(Given request): Find the word "detached" in the listing; pull out each line holding it.

Structured figure records
⁂

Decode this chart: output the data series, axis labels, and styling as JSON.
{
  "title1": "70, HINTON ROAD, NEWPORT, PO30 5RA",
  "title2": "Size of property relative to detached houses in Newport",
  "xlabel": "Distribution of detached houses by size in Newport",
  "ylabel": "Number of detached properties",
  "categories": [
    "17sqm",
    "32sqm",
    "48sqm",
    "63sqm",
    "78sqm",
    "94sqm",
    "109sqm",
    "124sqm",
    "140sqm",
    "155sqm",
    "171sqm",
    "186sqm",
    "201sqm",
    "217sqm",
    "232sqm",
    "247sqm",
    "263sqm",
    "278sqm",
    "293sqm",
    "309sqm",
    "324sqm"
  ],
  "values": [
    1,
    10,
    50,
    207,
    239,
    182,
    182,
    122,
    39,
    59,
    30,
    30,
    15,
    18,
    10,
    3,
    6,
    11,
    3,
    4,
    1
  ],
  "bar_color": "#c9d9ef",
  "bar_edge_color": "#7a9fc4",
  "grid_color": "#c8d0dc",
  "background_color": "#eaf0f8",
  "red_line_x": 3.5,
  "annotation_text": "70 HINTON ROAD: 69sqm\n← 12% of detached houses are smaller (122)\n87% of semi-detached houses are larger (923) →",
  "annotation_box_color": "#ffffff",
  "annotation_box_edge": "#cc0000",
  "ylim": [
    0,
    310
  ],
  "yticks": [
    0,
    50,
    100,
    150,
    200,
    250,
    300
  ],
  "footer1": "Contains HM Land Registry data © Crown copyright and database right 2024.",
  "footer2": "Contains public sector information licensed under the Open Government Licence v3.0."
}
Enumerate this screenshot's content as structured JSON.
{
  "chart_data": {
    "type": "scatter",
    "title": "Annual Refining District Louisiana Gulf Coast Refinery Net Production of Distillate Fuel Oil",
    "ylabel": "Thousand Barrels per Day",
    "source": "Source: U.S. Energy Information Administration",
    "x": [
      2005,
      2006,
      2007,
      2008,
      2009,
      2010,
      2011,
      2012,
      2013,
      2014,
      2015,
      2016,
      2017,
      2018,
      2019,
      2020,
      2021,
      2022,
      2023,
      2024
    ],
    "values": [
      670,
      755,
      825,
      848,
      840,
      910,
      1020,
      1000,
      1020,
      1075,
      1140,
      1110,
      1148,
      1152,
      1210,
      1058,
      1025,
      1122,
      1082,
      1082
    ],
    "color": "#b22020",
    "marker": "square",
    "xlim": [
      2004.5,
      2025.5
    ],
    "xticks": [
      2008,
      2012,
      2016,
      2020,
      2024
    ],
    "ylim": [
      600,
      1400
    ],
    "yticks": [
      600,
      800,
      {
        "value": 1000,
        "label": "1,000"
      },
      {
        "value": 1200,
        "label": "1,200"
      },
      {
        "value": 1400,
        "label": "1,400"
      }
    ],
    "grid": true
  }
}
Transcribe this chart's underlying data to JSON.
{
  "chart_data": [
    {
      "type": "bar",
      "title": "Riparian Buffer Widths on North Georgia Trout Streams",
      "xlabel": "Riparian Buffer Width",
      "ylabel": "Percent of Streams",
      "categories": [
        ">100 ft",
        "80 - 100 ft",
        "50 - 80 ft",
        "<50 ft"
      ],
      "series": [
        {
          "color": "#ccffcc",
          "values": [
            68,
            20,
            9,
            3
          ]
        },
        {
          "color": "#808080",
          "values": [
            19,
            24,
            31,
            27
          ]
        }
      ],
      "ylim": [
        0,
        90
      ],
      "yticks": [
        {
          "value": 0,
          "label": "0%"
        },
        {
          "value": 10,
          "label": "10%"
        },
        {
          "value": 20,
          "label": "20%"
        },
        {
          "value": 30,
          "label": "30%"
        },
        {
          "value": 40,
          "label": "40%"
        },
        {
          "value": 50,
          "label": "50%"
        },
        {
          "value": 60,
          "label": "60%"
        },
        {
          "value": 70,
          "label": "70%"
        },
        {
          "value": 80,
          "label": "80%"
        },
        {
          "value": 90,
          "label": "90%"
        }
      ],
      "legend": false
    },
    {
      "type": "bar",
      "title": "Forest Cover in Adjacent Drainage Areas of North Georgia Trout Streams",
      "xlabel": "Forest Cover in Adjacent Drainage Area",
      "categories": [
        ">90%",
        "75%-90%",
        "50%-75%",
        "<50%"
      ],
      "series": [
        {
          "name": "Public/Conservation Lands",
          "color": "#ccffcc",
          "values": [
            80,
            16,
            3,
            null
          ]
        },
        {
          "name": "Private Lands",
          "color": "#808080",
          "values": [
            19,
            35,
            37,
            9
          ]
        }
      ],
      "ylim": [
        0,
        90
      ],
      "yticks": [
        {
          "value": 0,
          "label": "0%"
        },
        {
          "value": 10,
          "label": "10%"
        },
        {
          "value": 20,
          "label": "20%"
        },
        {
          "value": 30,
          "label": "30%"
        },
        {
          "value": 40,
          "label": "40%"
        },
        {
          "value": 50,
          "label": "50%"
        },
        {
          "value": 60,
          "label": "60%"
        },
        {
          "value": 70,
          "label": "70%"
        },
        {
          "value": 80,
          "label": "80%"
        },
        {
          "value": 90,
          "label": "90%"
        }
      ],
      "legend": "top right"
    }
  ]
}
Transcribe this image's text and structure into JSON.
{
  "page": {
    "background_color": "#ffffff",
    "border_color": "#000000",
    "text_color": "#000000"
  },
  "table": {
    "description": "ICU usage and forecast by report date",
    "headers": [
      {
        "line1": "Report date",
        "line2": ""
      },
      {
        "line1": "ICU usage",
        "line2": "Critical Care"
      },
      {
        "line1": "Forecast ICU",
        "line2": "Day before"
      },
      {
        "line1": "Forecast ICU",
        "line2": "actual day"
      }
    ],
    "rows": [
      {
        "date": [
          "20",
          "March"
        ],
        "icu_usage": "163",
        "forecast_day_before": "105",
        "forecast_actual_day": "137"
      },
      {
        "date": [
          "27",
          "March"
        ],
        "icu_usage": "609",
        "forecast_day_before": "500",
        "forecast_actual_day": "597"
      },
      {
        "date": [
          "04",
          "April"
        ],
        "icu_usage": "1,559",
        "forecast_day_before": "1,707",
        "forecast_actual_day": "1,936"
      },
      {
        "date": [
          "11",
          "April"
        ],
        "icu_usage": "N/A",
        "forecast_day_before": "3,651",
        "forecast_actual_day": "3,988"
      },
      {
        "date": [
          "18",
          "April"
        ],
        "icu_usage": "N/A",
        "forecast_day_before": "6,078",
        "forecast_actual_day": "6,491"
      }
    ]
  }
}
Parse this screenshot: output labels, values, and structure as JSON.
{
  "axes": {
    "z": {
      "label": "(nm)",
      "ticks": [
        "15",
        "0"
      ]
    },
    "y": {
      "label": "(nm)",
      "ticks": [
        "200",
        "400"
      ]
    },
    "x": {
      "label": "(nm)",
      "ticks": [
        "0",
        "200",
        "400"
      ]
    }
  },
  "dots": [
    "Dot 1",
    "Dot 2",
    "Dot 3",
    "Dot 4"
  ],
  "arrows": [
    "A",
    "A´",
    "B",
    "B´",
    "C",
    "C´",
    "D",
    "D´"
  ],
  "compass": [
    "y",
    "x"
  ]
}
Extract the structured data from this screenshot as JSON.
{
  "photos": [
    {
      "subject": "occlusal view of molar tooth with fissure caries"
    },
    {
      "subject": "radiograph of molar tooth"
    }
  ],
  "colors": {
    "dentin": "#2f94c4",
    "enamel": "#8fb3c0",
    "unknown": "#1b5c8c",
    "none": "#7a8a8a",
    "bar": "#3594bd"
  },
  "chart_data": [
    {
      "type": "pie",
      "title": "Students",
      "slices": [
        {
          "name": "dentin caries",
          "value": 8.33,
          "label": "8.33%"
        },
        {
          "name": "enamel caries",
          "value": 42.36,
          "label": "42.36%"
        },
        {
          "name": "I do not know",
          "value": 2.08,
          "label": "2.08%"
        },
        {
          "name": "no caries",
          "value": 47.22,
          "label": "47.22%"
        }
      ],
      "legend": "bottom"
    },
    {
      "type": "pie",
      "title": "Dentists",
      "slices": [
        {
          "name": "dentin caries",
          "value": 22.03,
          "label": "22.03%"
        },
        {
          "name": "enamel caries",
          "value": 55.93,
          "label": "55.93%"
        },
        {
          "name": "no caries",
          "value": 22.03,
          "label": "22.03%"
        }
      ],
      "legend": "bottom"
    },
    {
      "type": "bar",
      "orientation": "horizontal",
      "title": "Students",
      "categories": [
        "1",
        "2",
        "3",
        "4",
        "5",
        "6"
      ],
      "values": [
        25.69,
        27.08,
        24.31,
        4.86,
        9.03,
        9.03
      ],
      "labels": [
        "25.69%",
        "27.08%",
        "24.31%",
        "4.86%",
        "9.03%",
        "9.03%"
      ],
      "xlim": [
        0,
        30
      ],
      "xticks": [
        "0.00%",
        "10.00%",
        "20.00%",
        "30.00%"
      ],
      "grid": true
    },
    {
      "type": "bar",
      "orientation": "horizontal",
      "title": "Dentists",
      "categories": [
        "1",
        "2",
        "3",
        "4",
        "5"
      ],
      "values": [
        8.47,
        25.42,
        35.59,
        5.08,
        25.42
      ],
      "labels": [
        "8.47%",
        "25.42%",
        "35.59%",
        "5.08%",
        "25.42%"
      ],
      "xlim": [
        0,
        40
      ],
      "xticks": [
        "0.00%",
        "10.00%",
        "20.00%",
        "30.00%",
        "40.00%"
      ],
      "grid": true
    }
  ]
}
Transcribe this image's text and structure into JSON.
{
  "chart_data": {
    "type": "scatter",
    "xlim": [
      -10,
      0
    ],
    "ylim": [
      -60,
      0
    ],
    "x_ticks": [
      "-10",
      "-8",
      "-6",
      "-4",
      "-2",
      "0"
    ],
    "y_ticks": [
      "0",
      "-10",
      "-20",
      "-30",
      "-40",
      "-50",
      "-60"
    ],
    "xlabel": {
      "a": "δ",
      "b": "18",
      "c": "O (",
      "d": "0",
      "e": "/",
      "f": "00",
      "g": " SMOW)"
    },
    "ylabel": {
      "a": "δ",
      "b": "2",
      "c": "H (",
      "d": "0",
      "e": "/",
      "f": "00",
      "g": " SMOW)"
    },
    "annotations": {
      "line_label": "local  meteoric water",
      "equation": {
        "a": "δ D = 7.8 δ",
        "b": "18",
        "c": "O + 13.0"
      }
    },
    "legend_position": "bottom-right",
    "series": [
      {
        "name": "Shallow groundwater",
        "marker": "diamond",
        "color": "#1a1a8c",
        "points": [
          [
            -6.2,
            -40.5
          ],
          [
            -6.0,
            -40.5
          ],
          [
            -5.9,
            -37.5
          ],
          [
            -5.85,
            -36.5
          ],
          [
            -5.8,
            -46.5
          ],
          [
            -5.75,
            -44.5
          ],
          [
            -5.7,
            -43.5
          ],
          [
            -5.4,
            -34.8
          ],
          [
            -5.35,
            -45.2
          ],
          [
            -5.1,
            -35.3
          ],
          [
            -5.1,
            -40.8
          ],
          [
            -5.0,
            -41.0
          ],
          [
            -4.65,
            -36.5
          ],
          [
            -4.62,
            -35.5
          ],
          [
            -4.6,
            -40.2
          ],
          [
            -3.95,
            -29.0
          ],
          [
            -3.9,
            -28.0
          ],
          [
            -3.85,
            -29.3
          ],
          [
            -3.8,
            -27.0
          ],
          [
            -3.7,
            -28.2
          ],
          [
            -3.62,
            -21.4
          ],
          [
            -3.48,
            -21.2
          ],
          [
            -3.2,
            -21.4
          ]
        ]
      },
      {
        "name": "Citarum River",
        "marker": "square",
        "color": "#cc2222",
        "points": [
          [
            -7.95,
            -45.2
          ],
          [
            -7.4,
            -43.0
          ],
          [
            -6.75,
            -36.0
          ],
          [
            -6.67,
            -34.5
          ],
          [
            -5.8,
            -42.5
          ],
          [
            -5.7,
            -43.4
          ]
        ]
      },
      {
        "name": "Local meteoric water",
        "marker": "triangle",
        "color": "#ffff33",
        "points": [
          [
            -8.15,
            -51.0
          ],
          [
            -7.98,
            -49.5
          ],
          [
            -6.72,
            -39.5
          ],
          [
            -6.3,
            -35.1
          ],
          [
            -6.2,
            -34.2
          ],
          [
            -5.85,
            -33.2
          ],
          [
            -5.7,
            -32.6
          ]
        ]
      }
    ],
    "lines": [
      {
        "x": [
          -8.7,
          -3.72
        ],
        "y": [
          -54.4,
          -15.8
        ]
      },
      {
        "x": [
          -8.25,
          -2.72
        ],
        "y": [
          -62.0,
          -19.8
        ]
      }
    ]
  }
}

⁂

(Result of the exercise):
  "title2": "Size of property relative to detached houses in Newport",
  "xlabel": "Distribution of detached houses by size in Newport",
  "ylabel": "Number of detached properties",
  "annotation_text": "70 HINTON ROAD: 69sqm\n← 12% of detached houses are smaller (122)\n87% of semi-detached houses are larger (923) →",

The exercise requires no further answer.